Work out how many lines in the entries contain the string "name", and give nothing but that number.
┌─ Records to process
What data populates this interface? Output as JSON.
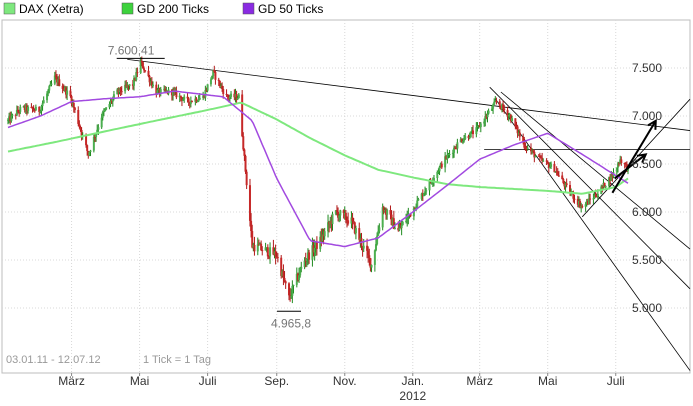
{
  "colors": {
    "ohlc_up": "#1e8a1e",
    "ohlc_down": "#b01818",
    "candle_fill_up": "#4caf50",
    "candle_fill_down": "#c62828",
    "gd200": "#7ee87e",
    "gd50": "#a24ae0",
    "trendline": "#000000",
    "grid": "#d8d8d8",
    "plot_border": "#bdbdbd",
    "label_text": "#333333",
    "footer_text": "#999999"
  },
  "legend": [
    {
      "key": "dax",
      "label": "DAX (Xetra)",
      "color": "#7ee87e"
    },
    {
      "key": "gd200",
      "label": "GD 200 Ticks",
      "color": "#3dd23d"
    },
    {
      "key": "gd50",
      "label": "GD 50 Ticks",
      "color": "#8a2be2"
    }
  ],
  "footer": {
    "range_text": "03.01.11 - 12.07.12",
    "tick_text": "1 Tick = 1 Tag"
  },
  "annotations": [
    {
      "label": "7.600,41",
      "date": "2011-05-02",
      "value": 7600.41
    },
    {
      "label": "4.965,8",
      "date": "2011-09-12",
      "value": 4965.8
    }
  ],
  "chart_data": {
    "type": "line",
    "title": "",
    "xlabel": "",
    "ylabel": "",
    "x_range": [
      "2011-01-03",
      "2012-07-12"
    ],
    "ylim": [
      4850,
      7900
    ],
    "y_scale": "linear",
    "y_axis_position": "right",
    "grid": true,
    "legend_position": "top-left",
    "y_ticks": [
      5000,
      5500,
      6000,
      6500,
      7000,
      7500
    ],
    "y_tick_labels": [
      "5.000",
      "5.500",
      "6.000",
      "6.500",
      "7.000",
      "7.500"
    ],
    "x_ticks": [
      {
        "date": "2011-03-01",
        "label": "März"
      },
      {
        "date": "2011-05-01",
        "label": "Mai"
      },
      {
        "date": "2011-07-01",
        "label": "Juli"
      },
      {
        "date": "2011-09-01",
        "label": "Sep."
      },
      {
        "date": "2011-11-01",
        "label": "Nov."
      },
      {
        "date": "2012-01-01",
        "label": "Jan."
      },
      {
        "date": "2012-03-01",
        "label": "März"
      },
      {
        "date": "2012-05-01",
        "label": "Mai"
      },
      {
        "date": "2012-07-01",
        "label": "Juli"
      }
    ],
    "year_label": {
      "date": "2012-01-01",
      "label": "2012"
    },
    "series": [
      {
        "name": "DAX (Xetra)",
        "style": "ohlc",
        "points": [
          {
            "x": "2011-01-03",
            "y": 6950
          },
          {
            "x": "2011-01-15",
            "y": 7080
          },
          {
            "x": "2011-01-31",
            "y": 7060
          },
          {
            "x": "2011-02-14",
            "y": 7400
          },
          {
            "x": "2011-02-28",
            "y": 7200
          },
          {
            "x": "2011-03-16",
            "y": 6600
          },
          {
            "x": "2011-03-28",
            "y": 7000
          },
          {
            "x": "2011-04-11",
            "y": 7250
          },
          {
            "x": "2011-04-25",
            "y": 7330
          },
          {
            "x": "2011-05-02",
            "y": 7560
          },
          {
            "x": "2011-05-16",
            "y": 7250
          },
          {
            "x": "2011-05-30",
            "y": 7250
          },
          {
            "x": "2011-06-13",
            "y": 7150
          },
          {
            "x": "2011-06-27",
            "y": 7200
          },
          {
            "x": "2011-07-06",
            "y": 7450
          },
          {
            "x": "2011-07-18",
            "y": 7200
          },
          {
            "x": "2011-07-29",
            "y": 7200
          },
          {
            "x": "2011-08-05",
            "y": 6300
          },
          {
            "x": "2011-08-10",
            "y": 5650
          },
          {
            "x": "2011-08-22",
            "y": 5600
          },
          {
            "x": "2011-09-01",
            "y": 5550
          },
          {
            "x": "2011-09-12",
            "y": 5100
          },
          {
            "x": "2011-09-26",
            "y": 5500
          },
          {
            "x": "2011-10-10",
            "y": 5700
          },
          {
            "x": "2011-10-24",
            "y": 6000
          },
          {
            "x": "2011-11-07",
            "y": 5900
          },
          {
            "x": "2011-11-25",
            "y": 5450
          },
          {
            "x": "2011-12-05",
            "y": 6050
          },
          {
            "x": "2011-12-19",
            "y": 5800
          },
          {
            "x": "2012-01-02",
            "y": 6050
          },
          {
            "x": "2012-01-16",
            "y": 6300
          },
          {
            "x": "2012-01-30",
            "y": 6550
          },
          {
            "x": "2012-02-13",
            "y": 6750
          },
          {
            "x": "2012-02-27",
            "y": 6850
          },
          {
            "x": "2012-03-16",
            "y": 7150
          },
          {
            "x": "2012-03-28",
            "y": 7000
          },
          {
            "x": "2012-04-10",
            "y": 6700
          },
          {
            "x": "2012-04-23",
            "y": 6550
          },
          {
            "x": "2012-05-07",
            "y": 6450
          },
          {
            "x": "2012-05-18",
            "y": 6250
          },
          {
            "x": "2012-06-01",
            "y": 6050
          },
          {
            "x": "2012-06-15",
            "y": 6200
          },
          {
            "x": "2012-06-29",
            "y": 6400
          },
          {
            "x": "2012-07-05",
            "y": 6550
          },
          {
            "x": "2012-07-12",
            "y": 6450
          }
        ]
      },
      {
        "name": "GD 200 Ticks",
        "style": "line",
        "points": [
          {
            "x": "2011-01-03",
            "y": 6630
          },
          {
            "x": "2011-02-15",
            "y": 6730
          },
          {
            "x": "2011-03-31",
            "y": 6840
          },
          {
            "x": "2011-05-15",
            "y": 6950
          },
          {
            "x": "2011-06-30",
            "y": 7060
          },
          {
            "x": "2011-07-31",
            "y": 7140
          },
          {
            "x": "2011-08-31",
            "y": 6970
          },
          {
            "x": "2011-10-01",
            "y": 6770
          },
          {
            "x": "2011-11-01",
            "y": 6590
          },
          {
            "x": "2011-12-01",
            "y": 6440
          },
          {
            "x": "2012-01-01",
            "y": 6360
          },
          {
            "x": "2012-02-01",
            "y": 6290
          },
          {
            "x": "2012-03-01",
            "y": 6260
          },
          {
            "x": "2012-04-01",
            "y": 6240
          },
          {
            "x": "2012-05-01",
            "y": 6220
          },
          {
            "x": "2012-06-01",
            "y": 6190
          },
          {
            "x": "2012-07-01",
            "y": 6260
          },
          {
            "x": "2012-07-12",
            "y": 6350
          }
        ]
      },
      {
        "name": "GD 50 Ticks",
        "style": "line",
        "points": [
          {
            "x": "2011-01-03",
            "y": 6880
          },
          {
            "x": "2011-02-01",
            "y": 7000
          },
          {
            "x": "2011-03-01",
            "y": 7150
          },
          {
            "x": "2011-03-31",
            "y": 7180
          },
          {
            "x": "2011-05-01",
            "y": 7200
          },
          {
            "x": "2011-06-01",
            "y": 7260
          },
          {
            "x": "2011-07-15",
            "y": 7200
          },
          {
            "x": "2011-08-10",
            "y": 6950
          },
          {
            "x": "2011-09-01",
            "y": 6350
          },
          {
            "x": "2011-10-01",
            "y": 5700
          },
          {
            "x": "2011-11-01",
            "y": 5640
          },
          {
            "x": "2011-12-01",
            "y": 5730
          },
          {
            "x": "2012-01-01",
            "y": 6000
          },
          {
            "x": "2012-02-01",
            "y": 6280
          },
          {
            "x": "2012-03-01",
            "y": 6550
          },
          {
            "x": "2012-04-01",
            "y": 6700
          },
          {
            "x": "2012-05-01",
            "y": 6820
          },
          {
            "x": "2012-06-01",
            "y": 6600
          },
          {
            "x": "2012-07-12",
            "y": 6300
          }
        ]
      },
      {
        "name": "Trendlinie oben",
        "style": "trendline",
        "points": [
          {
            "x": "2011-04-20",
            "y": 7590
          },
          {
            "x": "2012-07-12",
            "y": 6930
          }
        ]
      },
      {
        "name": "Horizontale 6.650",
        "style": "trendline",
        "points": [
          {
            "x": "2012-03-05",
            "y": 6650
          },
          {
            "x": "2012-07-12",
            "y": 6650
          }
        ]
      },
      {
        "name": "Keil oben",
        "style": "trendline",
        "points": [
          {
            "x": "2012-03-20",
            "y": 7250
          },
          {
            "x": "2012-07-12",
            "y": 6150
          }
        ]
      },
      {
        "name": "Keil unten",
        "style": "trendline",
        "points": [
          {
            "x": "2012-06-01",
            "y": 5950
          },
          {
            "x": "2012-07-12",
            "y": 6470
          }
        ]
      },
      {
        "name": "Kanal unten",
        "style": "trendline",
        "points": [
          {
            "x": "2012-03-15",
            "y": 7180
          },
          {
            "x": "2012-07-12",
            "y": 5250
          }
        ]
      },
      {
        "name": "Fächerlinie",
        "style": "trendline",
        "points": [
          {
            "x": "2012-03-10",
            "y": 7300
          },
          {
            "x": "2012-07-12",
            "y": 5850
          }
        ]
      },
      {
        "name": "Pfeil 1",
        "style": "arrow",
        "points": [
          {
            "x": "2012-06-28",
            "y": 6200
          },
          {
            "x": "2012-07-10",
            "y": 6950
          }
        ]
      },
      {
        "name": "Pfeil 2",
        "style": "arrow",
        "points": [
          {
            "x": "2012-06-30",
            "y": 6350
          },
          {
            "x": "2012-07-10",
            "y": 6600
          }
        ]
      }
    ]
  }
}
└─
Exercise output: 11